-- BEGIN Provided entries --

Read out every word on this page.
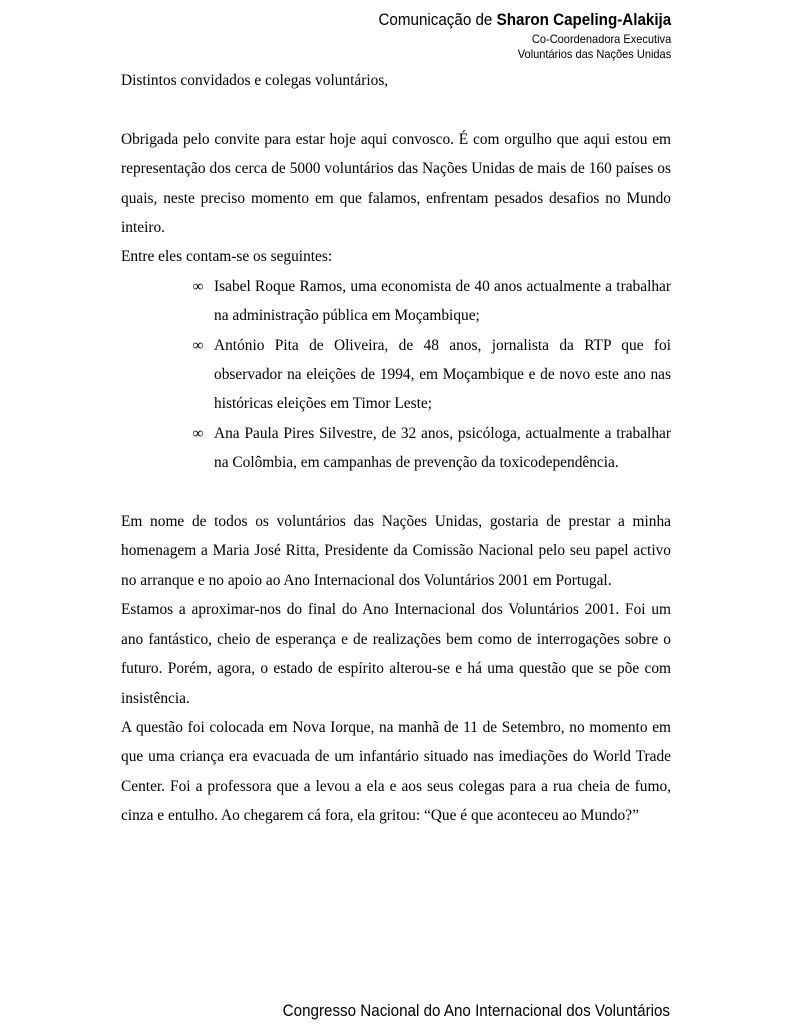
Comunicação de Sharon Capeling-Alakija
Co-Coordenadora Executiva
Voluntários das Nações Unidas

Distintos convidados e colegas voluntários,

Obrigada pelo convite para estar hoje aqui convosco. É com orgulho que aqui estou em representação dos cerca de 5000 voluntários das Nações Unidas de mais de 160 países os quais, neste preciso momento em que falamos, enfrentam pesados desafios no Mundo inteiro.

Entre eles contam-se os seguintes:

∞ Isabel Roque Ramos, uma economista de 40 anos actualmente a trabalhar na administração pública em Moçambique;
∞ António Pita de Oliveira, de 48 anos, jornalista da RTP que foi observador na eleições de 1994, em Moçambique e de novo este ano nas históricas eleições em Timor Leste;
∞ Ana Paula Pires Silvestre, de 32 anos, psicóloga, actualmente a trabalhar na Colômbia, em campanhas de prevenção da toxicodependência.

Em nome de todos os voluntários das Nações Unidas, gostaria de prestar a minha homenagem a Maria José Ritta, Presidente da Comissão Nacional pelo seu papel activo no arranque e no apoio ao Ano Internacional dos Voluntários 2001 em Portugal.

Estamos a aproximar-nos do final do Ano Internacional dos Voluntários 2001. Foi um ano fantástico, cheio de esperança e de realizações bem como de interrogações sobre o futuro. Porém, agora, o estado de espírito alterou-se e há uma questão que se põe com insistência.

A questão foi colocada em Nova Iorque, na manhã de 11 de Setembro, no momento em que uma criança era evacuada de um infantário situado nas imediações do World Trade Center. Foi a professora que a levou a ela e aos seus colegas para a rua cheia de fumo, cinza e entulho. Ao chegarem cá fora, ela gritou: “Que é que aconteceu ao Mundo?”

Congresso Nacional do Ano Internacional dos Voluntários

-- END Provided entries --

Leave out the pictures and output the rest of the material exactly as written.

Written solution
Read out every word on this page.
Comunicação de Sharon Capeling-Alakija
Co-Coordenadora Executiva
Voluntários das Nações Unidas

Distintos convidados e colegas voluntários,

Obrigada pelo convite para estar hoje aqui convosco. É com orgulho que aqui estou em representação dos cerca de 5000 voluntários das Nações Unidas de mais de 160 países os quais, neste preciso momento em que falamos, enfrentam pesados desafios no Mundo inteiro.

Entre eles contam-se os seguintes:

∞ Isabel Roque Ramos, uma economista de 40 anos actualmente a trabalhar na administração pública em Moçambique;
∞ António Pita de Oliveira, de 48 anos, jornalista da RTP que foi observador na eleições de 1994, em Moçambique e de novo este ano nas históricas eleições em Timor Leste;
∞ Ana Paula Pires Silvestre, de 32 anos, psicóloga, actualmente a trabalhar na Colômbia, em campanhas de prevenção da toxicodependência.

Em nome de todos os voluntários das Nações Unidas, gostaria de prestar a minha homenagem a Maria José Ritta, Presidente da Comissão Nacional pelo seu papel activo no arranque e no apoio ao Ano Internacional dos Voluntários 2001 em Portugal.

Estamos a aproximar-nos do final do Ano Internacional dos Voluntários 2001. Foi um ano fantástico, cheio de esperança e de realizações bem como de interrogações sobre o futuro. Porém, agora, o estado de espírito alterou-se e há uma questão que se põe com insistência.

A questão foi colocada em Nova Iorque, na manhã de 11 de Setembro, no momento em que uma criança era evacuada de um infantário situado nas imediações do World Trade Center. Foi a professora que a levou a ela e aos seus colegas para a rua cheia de fumo, cinza e entulho. Ao chegarem cá fora, ela gritou: “Que é que aconteceu ao Mundo?”

Congresso Nacional do Ano Internacional dos Voluntários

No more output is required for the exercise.